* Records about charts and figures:
☆ ☆ ☆ ☆ ☆ ☆ ☆
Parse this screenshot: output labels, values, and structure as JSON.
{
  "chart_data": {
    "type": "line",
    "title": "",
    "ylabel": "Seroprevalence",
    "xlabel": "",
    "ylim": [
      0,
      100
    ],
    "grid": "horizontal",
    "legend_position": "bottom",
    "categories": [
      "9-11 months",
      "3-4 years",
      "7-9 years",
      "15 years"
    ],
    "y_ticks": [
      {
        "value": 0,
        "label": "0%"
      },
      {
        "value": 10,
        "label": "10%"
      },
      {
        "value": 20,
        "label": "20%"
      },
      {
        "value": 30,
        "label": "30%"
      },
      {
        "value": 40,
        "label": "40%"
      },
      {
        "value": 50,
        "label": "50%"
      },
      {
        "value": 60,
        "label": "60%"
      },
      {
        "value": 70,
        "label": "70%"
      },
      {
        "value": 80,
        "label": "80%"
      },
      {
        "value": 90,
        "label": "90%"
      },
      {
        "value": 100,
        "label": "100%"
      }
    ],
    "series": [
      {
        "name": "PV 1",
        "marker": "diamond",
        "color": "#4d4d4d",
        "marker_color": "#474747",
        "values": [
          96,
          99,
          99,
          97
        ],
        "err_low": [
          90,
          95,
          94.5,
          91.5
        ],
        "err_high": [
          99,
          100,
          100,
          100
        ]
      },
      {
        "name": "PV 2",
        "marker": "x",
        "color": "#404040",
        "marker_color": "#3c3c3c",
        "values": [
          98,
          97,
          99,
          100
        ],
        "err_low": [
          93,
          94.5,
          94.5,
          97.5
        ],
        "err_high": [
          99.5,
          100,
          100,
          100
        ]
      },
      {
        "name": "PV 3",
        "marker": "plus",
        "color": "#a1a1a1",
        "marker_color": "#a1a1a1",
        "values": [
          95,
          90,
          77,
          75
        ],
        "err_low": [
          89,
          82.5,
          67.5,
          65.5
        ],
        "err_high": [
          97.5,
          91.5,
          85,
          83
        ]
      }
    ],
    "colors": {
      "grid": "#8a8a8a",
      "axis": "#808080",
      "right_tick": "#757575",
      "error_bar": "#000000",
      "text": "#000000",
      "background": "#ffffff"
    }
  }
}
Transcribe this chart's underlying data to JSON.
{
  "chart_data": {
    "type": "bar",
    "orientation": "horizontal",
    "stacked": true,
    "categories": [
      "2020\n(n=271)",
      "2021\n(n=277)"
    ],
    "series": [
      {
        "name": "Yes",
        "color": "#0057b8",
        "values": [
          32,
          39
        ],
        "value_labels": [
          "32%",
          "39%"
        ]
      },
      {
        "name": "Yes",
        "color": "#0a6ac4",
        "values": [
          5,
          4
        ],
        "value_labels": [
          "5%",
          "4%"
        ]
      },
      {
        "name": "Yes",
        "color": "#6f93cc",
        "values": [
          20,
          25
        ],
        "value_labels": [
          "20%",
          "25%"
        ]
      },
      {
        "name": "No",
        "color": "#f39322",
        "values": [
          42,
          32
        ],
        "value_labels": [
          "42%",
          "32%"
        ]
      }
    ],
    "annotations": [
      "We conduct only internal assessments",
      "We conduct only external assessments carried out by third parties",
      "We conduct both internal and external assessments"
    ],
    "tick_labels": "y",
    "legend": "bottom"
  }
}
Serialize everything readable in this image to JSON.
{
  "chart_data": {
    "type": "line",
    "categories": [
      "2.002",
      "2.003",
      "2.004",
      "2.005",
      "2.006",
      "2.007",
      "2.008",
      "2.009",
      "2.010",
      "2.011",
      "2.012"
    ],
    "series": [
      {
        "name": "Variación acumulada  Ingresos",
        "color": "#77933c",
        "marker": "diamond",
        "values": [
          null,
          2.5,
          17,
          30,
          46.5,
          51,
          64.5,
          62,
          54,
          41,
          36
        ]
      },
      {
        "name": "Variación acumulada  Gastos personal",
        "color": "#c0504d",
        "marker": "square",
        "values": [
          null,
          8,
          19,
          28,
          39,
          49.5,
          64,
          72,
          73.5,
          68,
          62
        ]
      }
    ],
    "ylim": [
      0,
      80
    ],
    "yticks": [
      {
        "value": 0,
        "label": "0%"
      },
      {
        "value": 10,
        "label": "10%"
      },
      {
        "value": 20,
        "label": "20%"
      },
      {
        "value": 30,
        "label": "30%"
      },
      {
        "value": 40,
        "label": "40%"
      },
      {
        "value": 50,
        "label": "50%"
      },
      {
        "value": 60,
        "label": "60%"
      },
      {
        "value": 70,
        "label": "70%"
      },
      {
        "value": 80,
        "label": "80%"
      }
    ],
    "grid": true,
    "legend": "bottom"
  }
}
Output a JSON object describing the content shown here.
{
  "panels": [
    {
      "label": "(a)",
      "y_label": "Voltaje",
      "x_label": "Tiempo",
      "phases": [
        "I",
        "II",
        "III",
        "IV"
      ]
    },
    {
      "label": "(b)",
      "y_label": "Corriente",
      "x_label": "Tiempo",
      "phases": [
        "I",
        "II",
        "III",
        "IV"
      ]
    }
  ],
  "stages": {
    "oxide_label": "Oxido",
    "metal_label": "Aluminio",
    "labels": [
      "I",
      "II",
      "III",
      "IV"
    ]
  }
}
☆ ☆ ☆ ☆ ☆ ☆ ☆
* Objective: List the lines that contain the word "acumulada".

* Correct answer:
        "name": "Variación acumulada  Ingresos",
        "name": "Variación acumulada  Gastos personal",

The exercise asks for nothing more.